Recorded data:
━━━━━━━━━━━━━━━━━━━━━━━━━━━━━━

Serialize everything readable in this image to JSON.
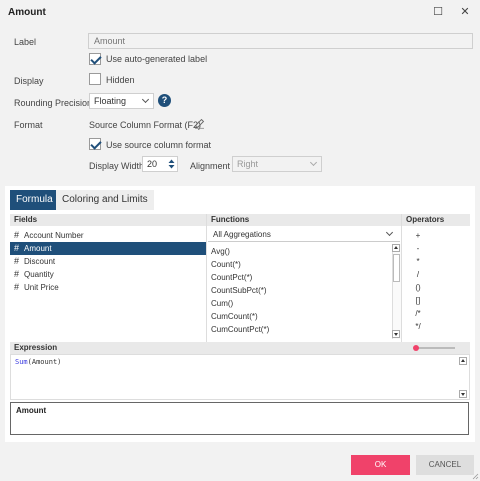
{
  "window": {
    "title": "Amount",
    "maximize_glyph": "☐",
    "close_glyph": "✕"
  },
  "label_row": {
    "label": "Label",
    "placeholder": "Amount"
  },
  "auto_label": {
    "text": "Use auto-generated label",
    "checked": true
  },
  "display_row": {
    "label": "Display",
    "hidden_text": "Hidden",
    "checked": false
  },
  "rounding": {
    "label": "Rounding Precision",
    "value": "Floating",
    "help": "?"
  },
  "format": {
    "label": "Format",
    "value": "Source Column Format (F2)",
    "edit_icon": "pencil-icon"
  },
  "source_format": {
    "text": "Use source column format",
    "checked": true
  },
  "display_width": {
    "label": "Display Width",
    "value": "20"
  },
  "alignment": {
    "label": "Alignment",
    "value": "Right"
  },
  "tabs": [
    {
      "label": "Formula",
      "active": true
    },
    {
      "label": "Coloring and Limits",
      "active": false
    }
  ],
  "fields": {
    "header": "Fields",
    "items": [
      "Account Number",
      "Amount",
      "Discount",
      "Quantity",
      "Unit Price"
    ],
    "selected": "Amount"
  },
  "functions": {
    "header": "Functions",
    "filter": "All Aggregations",
    "items": [
      "Avg()",
      "Count(*)",
      "CountPct(*)",
      "CountSubPct(*)",
      "Cum()",
      "CumCount(*)",
      "CumCountPct(*)"
    ]
  },
  "operators": {
    "header": "Operators",
    "items": [
      "+",
      "-",
      "*",
      "/",
      "()",
      "[]",
      "/* */"
    ]
  },
  "expression": {
    "header": "Expression",
    "func": "Sum",
    "rest": "(Amount)"
  },
  "preview": {
    "title": "Amount"
  },
  "buttons": {
    "ok": "OK",
    "cancel": "CANCEL"
  },
  "colors": {
    "accent": "#1f4f7a",
    "ok": "#f0426a"
  }
}
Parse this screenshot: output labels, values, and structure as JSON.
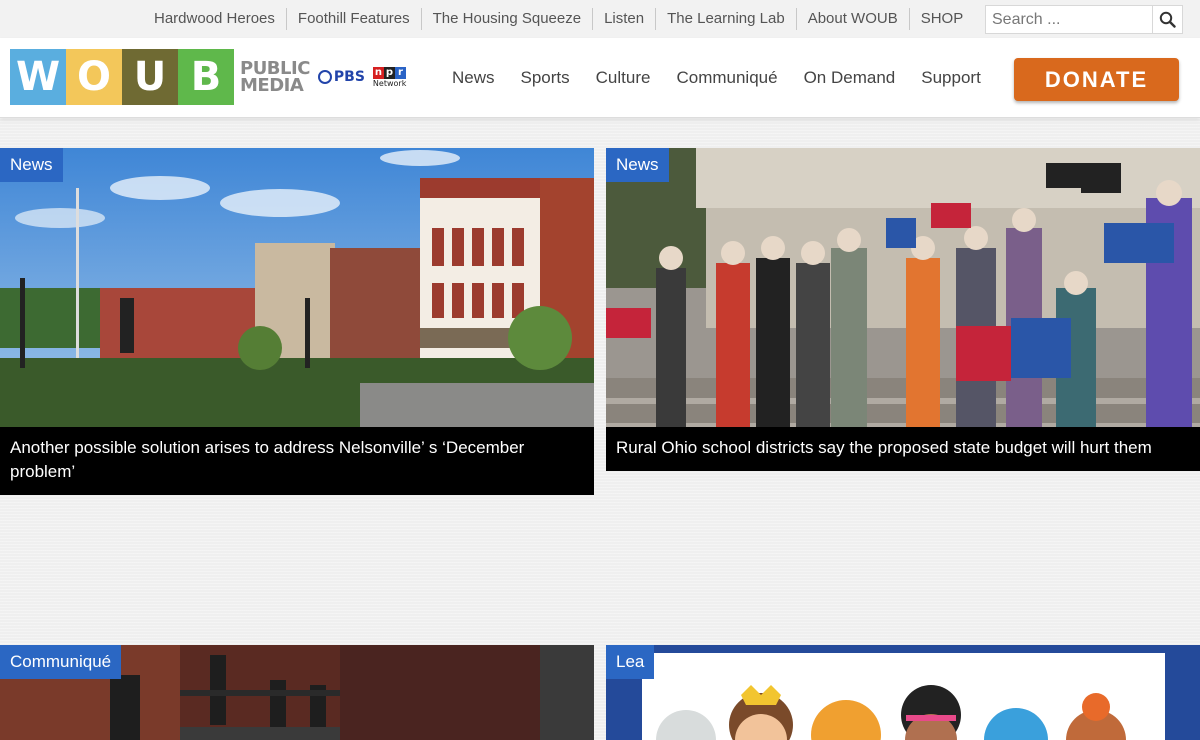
{
  "topbar": {
    "links": [
      "Hardwood Heroes",
      "Foothill Features",
      "The Housing Squeeze",
      "Listen",
      "The Learning Lab",
      "About WOUB",
      "SHOP"
    ],
    "search_placeholder": "Search ..."
  },
  "header": {
    "logo_letters": [
      "W",
      "O",
      "U",
      "B"
    ],
    "logo_colors": [
      "#5aaedf",
      "#f3c75a",
      "#6f6a33",
      "#5fb84b"
    ],
    "logo_tagline_1": "PUBLIC",
    "logo_tagline_2": "MEDIA",
    "pbs_label": "PBS",
    "npr_letters": [
      "n",
      "p",
      "r"
    ],
    "npr_sub": "Network",
    "nav": [
      "News",
      "Sports",
      "Culture",
      "Communiqué",
      "On Demand",
      "Support"
    ],
    "donate_label": "DONATE",
    "donate_color": "#d9691d"
  },
  "cards": [
    {
      "tag": "News",
      "caption": "Another possible solution arises to address Nelsonville’ s ‘December problem’"
    },
    {
      "tag": "News",
      "caption": "Rural Ohio school districts say the proposed state budget will hurt them"
    },
    {
      "tag": "Communiqué",
      "caption": ""
    },
    {
      "tag": "Lea",
      "caption": ""
    }
  ],
  "images": {
    "card1": "street with historic brick buildings, fountain and flowerbeds under blue sky",
    "card2": "crowd holding public school signs on courthouse steps",
    "card3": "dark theatre stage with performers",
    "card4": "illustrated cartoon children characters"
  },
  "colors": {
    "tag_blue": "#2b67c3",
    "caption_bg": "#000000"
  }
}
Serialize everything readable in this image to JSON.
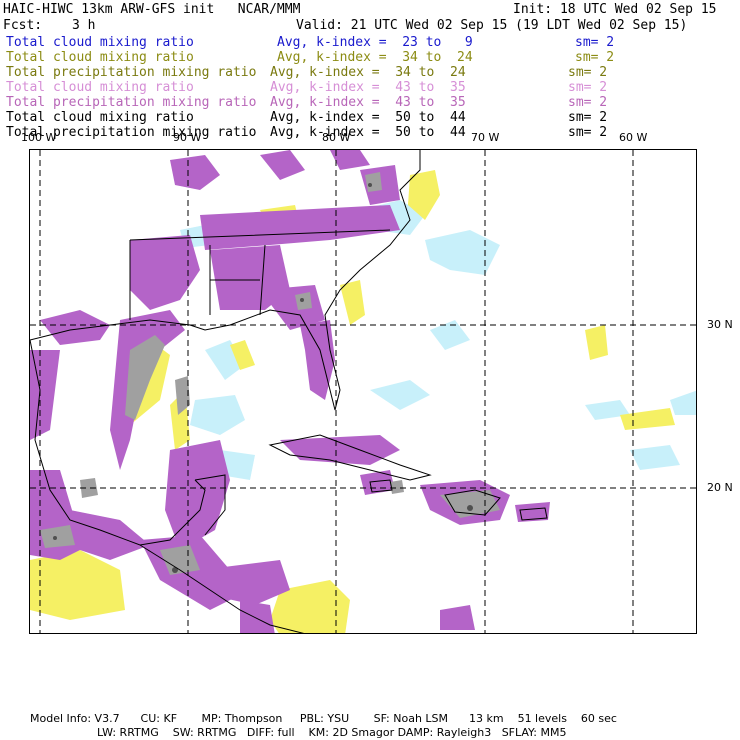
{
  "header": {
    "title": "HAIC-HIWC 13km ARW-GFS init   NCAR/MMM",
    "init": "Init: 18 UTC Wed 02 Sep 15",
    "fcst_label": "Fcst:",
    "fcst_value": "3 h",
    "valid": "Valid: 21 UTC Wed 02 Sep 15 (19 LDT Wed 02 Sep 15)"
  },
  "fields": [
    {
      "name": "Total cloud mixing ratio",
      "avg": "Avg, k-index =  23 to   9",
      "sm": "sm= 2",
      "color": "#1a1acd"
    },
    {
      "name": "Total cloud mixing ratio",
      "avg": "Avg, k-index =  34 to  24",
      "sm": "sm= 2",
      "color": "#8c8c14"
    },
    {
      "name": "Total precipitation mixing ratio",
      "avg": "Avg, k-index =  34 to  24",
      "sm": "sm= 2",
      "color": "#7a7a10"
    },
    {
      "name": "Total cloud mixing ratio",
      "avg": "Avg, k-index =  43 to  35",
      "sm": "sm= 2",
      "color": "#d68fd6"
    },
    {
      "name": "Total precipitation mixing ratio",
      "avg": "Avg, k-index =  43 to  35",
      "sm": "sm= 2",
      "color": "#b866b8"
    },
    {
      "name": "Total cloud mixing ratio",
      "avg": "Avg, k-index =  50 to  44",
      "sm": "sm= 2",
      "color": "#000000"
    },
    {
      "name": "Total precipitation mixing ratio",
      "avg": "Avg, k-index =  50 to  44",
      "sm": "sm= 2",
      "color": "#000000"
    }
  ],
  "map": {
    "lon_labels": [
      "100 W",
      "90 W",
      "80 W",
      "70 W",
      "60 W"
    ],
    "lat_labels": [
      "30 N",
      "20 N"
    ],
    "colors": {
      "cloud_low": "#c8f0fa",
      "cloud_mid": "#f5f064",
      "precip_mid": "#b464c8",
      "cloud_high": "#a0a0a0",
      "precip_high": "#505050",
      "coast": "#000000",
      "grid": "#000000"
    }
  },
  "footer": {
    "line1": "Model Info: V3.7      CU: KF       MP: Thompson     PBL: YSU       SF: Noah LSM      13 km    51 levels    60 sec",
    "line2": "LW: RRTMG    SW: RRTMG   DIFF: full    KM: 2D Smagor DAMP: Rayleigh3   SFLAY: MM5"
  }
}
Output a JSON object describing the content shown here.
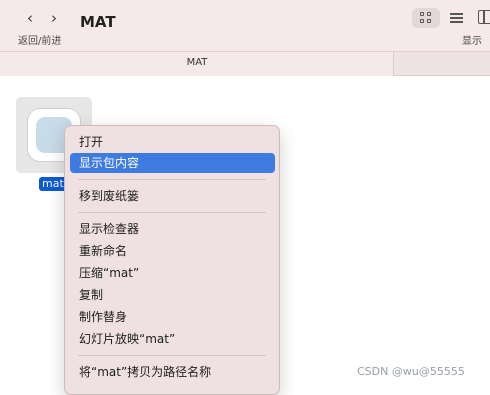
{
  "toolbar": {
    "nav_label": "返回/前进",
    "title": "MAT",
    "show_label": "显示"
  },
  "tabs": [
    {
      "label": "MAT",
      "active": true
    }
  ],
  "file": {
    "name": "mat",
    "selected_color": "#0a5ad6"
  },
  "context_menu": {
    "items": [
      {
        "label": "打开"
      },
      {
        "label": "显示包内容",
        "highlighted": true
      },
      {
        "label": "移到废纸篓"
      },
      {
        "label": "显示检查器"
      },
      {
        "label": "重新命名"
      },
      {
        "label": "压缩“mat”"
      },
      {
        "label": "复制"
      },
      {
        "label": "制作替身"
      },
      {
        "label": "幻灯片放映“mat”"
      },
      {
        "label": "将“mat”拷贝为路径名称"
      }
    ],
    "highlight_color": "#3d7be0"
  },
  "watermark": "CSDN @wu@55555",
  "icons": {
    "back": "chevron-left-icon",
    "forward": "chevron-right-icon",
    "grid_view": "grid-view-icon",
    "list_view": "list-view-icon",
    "column_view": "column-view-icon"
  }
}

━━━━━━━━━━━━━━━━━━━━━━━━━━━━━━

▶ WHAT IS REQUIRED:
Give only the number of lines in the listing above that include the string "with".

▶ TASK RESULT:
2